> _REQUEST_: Return the records exactly as they are.

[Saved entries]
__________________________________________________

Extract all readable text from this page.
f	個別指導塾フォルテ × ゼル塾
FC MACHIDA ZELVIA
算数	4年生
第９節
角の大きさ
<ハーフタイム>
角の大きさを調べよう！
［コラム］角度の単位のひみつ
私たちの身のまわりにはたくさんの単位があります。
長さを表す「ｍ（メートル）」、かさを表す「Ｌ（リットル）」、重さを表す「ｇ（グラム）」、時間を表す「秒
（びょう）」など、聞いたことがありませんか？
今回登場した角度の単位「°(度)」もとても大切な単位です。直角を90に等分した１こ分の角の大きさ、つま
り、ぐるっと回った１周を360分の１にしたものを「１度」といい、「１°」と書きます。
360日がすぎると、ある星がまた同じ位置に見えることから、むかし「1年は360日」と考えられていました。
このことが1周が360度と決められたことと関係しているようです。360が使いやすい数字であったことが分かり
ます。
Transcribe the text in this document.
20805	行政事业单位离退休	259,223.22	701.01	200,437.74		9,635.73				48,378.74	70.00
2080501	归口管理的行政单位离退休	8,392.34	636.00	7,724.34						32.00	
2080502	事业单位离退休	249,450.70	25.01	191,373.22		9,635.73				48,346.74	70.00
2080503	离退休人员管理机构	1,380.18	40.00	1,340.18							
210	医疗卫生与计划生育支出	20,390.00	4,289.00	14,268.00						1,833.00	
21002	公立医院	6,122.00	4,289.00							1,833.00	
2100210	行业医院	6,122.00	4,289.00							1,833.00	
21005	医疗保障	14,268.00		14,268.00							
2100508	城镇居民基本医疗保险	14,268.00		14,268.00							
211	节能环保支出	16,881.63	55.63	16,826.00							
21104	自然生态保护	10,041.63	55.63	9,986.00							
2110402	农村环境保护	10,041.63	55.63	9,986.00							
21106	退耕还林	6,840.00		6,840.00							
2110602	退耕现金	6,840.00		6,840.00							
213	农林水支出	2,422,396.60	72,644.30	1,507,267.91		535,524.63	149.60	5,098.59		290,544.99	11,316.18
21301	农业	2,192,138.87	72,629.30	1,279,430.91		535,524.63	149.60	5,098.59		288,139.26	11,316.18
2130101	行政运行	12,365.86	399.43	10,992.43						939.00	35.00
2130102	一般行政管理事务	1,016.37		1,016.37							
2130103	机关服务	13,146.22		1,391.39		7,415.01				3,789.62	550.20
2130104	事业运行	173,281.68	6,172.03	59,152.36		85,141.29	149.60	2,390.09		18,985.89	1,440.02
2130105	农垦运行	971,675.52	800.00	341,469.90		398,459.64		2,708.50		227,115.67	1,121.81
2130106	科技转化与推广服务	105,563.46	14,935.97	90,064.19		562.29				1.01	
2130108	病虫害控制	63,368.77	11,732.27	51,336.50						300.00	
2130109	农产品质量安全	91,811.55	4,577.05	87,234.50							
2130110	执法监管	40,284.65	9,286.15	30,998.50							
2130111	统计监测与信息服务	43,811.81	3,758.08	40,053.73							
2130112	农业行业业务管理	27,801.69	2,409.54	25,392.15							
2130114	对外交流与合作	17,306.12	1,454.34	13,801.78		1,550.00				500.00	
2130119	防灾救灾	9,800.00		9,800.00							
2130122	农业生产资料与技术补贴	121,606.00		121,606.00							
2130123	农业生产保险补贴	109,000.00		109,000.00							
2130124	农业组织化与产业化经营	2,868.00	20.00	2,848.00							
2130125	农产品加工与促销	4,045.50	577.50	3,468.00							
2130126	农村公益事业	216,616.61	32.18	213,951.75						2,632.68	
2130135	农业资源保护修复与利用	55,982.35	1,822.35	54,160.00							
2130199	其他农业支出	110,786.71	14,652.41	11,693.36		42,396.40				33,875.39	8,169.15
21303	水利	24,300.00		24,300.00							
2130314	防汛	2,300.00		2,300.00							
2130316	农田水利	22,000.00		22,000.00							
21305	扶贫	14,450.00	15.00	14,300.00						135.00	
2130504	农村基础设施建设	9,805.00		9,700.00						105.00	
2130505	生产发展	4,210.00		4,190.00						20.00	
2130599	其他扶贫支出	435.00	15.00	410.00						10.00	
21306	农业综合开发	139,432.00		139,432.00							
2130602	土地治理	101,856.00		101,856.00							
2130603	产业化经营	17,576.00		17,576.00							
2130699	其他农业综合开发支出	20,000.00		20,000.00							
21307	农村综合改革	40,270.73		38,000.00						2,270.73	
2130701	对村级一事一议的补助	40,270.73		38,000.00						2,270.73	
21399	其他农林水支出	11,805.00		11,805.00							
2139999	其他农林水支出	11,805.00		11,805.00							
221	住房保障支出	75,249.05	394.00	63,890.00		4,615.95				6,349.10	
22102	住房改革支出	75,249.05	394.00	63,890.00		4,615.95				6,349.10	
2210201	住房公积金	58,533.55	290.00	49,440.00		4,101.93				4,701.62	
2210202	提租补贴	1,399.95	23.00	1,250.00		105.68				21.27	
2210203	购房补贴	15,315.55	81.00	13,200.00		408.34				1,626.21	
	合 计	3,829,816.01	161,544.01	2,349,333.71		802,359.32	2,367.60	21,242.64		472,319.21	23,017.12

__________________________________________________

> _TASK RESULT_:
Extract all readable text from this page.
f	個別指導塾フォルテ × ゼル塾
FC MACHIDA ZELVIA
算数	4年生
第９節
角の大きさ
<ハーフタイム>
角の大きさを調べよう！
［コラム］角度の単位のひみつ
私たちの身のまわりにはたくさんの単位があります。
長さを表す「ｍ（メートル）」、かさを表す「Ｌ（リットル）」、重さを表す「ｇ（グラム）」、時間を表す「秒
（びょう）」など、聞いたことがありませんか？
今回登場した角度の単位「°(度)」もとても大切な単位です。直角を90に等分した１こ分の角の大きさ、つま
り、ぐるっと回った１周を360分の１にしたものを「１度」といい、「１°」と書きます。
360日がすぎると、ある星がまた同じ位置に見えることから、むかし「1年は360日」と考えられていました。
このことが1周が360度と決められたことと関係しているようです。360が使いやすい数字であったことが分かり
ます。
Transcribe the text in this document.
20805	行政事业单位离退休	259,223.22	701.01	200,437.74		9,635.73				48,378.74	70.00
2080501	归口管理的行政单位离退休	8,392.34	636.00	7,724.34						32.00	
2080502	事业单位离退休	249,450.70	25.01	191,373.22		9,635.73				48,346.74	70.00
2080503	离退休人员管理机构	1,380.18	40.00	1,340.18							
210	医疗卫生与计划生育支出	20,390.00	4,289.00	14,268.00						1,833.00	
21002	公立医院	6,122.00	4,289.00							1,833.00	
2100210	行业医院	6,122.00	4,289.00							1,833.00	
21005	医疗保障	14,268.00		14,268.00							
2100508	城镇居民基本医疗保险	14,268.00		14,268.00							
211	节能环保支出	16,881.63	55.63	16,826.00							
21104	自然生态保护	10,041.63	55.63	9,986.00							
2110402	农村环境保护	10,041.63	55.63	9,986.00							
21106	退耕还林	6,840.00		6,840.00							
2110602	退耕现金	6,840.00		6,840.00							
213	农林水支出	2,422,396.60	72,644.30	1,507,267.91		535,524.63	149.60	5,098.59		290,544.99	11,316.18
21301	农业	2,192,138.87	72,629.30	1,279,430.91		535,524.63	149.60	5,098.59		288,139.26	11,316.18
2130101	行政运行	12,365.86	399.43	10,992.43						939.00	35.00
2130102	一般行政管理事务	1,016.37		1,016.37							
2130103	机关服务	13,146.22		1,391.39		7,415.01				3,789.62	550.20
2130104	事业运行	173,281.68	6,172.03	59,152.36		85,141.29	149.60	2,390.09		18,985.89	1,440.02
2130105	农垦运行	971,675.52	800.00	341,469.90		398,459.64		2,708.50		227,115.67	1,121.81
2130106	科技转化与推广服务	105,563.46	14,935.97	90,064.19		562.29				1.01	
2130108	病虫害控制	63,368.77	11,732.27	51,336.50						300.00	
2130109	农产品质量安全	91,811.55	4,577.05	87,234.50							
2130110	执法监管	40,284.65	9,286.15	30,998.50							
2130111	统计监测与信息服务	43,811.81	3,758.08	40,053.73							
2130112	农业行业业务管理	27,801.69	2,409.54	25,392.15							
2130114	对外交流与合作	17,306.12	1,454.34	13,801.78		1,550.00				500.00	
2130119	防灾救灾	9,800.00		9,800.00							
2130122	农业生产资料与技术补贴	121,606.00		121,606.00							
2130123	农业生产保险补贴	109,000.00		109,000.00							
2130124	农业组织化与产业化经营	2,868.00	20.00	2,848.00							
2130125	农产品加工与促销	4,045.50	577.50	3,468.00							
2130126	农村公益事业	216,616.61	32.18	213,951.75						2,632.68	
2130135	农业资源保护修复与利用	55,982.35	1,822.35	54,160.00							
2130199	其他农业支出	110,786.71	14,652.41	11,693.36		42,396.40				33,875.39	8,169.15
21303	水利	24,300.00		24,300.00							
2130314	防汛	2,300.00		2,300.00							
2130316	农田水利	22,000.00		22,000.00							
21305	扶贫	14,450.00	15.00	14,300.00						135.00	
2130504	农村基础设施建设	9,805.00		9,700.00						105.00	
2130505	生产发展	4,210.00		4,190.00						20.00	
2130599	其他扶贫支出	435.00	15.00	410.00						10.00	
21306	农业综合开发	139,432.00		139,432.00							
2130602	土地治理	101,856.00		101,856.00							
2130603	产业化经营	17,576.00		17,576.00							
2130699	其他农业综合开发支出	20,000.00		20,000.00							
21307	农村综合改革	40,270.73		38,000.00						2,270.73	
2130701	对村级一事一议的补助	40,270.73		38,000.00						2,270.73	
21399	其他农林水支出	11,805.00		11,805.00							
2139999	其他农林水支出	11,805.00		11,805.00							
221	住房保障支出	75,249.05	394.00	63,890.00		4,615.95				6,349.10	
22102	住房改革支出	75,249.05	394.00	63,890.00		4,615.95				6,349.10	
2210201	住房公积金	58,533.55	290.00	49,440.00		4,101.93				4,701.62	
2210202	提租补贴	1,399.95	23.00	1,250.00		105.68				21.27	
2210203	购房补贴	15,315.55	81.00	13,200.00		408.34				1,626.21	
	合 计	3,829,816.01	161,544.01	2,349,333.71		802,359.32	2,367.60	21,242.64		472,319.21	23,017.12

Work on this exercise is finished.